# START OF SUPPLIED MATERIAL
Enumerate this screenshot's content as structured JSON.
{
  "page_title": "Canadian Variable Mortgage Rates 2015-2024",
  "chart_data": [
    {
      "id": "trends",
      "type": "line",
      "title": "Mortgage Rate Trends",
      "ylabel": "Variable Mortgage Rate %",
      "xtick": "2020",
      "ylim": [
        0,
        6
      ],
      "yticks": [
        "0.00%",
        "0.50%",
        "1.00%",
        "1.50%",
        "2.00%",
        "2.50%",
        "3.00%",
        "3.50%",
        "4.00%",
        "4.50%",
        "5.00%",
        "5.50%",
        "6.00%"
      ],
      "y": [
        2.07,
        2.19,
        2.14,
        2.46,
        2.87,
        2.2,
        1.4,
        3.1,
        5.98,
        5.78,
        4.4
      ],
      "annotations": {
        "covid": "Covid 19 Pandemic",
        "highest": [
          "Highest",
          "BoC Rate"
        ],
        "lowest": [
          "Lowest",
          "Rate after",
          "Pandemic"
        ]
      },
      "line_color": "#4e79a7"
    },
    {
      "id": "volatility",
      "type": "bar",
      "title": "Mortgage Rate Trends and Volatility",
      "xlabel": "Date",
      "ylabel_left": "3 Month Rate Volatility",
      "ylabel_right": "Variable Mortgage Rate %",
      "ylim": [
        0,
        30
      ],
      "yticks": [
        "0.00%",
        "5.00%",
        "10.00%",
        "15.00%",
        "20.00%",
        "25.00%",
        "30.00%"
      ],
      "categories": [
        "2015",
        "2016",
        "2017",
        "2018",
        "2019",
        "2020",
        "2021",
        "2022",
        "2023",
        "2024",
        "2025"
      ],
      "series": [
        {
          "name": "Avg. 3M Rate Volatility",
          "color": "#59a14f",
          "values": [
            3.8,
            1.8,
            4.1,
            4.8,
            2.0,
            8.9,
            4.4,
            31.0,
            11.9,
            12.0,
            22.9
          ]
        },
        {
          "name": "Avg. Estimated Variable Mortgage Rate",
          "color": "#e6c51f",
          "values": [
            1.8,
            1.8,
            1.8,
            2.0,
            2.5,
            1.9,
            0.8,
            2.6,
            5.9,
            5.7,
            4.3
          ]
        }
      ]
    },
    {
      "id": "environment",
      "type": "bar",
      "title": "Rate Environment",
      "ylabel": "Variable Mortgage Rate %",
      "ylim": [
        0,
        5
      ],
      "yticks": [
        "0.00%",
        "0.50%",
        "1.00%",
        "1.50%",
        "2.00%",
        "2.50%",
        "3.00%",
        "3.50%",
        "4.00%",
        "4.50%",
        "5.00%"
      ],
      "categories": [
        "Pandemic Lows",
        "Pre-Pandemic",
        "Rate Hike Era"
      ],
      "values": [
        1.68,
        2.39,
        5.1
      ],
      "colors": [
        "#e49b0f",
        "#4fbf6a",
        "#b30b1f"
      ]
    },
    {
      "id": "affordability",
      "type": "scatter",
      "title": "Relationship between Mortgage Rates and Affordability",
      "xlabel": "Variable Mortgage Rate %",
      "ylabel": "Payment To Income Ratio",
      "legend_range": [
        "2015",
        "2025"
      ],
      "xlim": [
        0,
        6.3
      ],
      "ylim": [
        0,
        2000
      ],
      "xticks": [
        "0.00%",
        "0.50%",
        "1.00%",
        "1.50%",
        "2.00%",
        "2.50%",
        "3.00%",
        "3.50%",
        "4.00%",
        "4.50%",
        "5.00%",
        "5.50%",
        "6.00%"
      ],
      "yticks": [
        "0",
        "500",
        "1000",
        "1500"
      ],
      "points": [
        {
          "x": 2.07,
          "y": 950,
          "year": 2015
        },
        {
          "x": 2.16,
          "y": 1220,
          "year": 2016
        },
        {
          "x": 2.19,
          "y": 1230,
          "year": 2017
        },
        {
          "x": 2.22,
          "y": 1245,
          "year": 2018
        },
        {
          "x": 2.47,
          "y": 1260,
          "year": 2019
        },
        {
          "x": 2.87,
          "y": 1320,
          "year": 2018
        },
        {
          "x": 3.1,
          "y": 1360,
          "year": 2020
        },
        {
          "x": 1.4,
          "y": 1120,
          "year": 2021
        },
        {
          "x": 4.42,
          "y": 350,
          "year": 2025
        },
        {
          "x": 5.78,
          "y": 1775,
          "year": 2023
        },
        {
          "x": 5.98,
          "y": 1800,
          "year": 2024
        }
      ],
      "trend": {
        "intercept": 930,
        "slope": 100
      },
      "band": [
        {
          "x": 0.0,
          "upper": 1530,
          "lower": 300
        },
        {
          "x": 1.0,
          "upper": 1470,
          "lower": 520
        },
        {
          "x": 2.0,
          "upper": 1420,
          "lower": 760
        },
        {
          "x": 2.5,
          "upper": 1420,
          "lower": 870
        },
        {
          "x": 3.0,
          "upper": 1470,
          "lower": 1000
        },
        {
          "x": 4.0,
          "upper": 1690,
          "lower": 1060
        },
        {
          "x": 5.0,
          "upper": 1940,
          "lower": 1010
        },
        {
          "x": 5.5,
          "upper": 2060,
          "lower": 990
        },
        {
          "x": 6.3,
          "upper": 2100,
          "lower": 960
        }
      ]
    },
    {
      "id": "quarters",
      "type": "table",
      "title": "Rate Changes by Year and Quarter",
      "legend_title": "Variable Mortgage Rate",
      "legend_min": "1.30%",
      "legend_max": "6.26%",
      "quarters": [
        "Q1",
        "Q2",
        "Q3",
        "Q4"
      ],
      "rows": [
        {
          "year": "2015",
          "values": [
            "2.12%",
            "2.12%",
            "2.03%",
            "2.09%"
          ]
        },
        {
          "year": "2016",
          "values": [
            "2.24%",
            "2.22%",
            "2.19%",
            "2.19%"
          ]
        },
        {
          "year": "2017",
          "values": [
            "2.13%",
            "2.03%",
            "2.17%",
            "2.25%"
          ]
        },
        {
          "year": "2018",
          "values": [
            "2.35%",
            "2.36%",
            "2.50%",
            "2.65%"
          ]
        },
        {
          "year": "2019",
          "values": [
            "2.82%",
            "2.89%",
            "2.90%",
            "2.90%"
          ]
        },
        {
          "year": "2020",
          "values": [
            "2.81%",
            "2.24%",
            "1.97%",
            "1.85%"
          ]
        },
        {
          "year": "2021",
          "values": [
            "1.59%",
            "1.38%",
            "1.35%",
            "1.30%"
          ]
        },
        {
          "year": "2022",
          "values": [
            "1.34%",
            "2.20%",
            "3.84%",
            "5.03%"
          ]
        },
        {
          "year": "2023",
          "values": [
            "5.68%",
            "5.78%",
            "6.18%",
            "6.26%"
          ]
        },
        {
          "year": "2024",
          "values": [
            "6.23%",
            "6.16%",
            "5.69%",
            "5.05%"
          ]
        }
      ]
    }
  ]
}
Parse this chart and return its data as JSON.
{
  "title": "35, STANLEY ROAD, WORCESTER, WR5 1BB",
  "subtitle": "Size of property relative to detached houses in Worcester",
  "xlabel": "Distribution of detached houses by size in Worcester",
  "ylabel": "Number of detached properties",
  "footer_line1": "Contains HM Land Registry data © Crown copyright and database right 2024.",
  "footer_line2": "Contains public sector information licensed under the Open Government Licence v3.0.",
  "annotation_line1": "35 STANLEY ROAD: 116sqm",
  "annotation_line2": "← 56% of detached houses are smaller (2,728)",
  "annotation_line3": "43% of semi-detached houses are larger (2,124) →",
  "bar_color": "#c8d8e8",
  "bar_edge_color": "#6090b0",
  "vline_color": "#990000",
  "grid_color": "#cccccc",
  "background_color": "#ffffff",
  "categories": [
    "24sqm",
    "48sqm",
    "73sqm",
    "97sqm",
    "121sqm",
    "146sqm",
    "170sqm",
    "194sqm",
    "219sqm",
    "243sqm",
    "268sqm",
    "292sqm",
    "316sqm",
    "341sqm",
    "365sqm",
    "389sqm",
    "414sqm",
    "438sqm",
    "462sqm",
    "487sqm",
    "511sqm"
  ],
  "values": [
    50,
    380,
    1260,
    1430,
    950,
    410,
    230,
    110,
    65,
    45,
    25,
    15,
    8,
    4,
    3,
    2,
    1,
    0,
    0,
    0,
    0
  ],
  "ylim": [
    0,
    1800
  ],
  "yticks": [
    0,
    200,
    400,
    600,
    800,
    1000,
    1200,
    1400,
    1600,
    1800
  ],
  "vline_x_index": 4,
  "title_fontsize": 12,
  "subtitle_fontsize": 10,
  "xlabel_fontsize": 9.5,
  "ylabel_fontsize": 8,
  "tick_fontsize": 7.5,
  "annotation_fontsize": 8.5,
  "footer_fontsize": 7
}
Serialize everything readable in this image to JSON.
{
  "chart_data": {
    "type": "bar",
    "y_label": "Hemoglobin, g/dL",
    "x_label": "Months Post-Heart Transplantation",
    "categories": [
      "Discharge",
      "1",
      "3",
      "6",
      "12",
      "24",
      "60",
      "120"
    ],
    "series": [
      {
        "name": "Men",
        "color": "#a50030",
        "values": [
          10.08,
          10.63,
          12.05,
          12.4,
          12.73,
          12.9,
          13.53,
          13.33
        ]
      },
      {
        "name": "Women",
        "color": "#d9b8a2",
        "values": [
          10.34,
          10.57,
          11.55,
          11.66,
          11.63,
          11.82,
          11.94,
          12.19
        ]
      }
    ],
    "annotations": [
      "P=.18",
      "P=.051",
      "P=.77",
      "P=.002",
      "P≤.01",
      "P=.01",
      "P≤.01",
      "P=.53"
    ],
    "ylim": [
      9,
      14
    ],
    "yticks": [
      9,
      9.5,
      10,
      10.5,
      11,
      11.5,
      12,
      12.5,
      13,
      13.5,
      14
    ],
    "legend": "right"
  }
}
# END OF SUPPLIED MATERIAL
Copy only this span: the line that contains "Serialize everything readable", the last line, and every line between them.

Serialize everything readable in this image to JSON.
{
  "chart_data": {
    "type": "bar",
    "y_label": "Hemoglobin, g/dL",
    "x_label": "Months Post-Heart Transplantation",
    "categories": [
      "Discharge",
      "1",
      "3",
      "6",
      "12",
      "24",
      "60",
      "120"
    ],
    "series": [
      {
        "name": "Men",
        "color": "#a50030",
        "values": [
          10.08,
          10.63,
          12.05,
          12.4,
          12.73,
          12.9,
          13.53,
          13.33
        ]
      },
      {
        "name": "Women",
        "color": "#d9b8a2",
        "values": [
          10.34,
          10.57,
          11.55,
          11.66,
          11.63,
          11.82,
          11.94,
          12.19
        ]
      }
    ],
    "annotations": [
      "P=.18",
      "P=.051",
      "P=.77",
      "P=.002",
      "P≤.01",
      "P=.01",
      "P≤.01",
      "P=.53"
    ],
    "ylim": [
      9,
      14
    ],
    "yticks": [
      9,
      9.5,
      10,
      10.5,
      11,
      11.5,
      12,
      12.5,
      13,
      13.5,
      14
    ],
    "legend": "right"
  }
}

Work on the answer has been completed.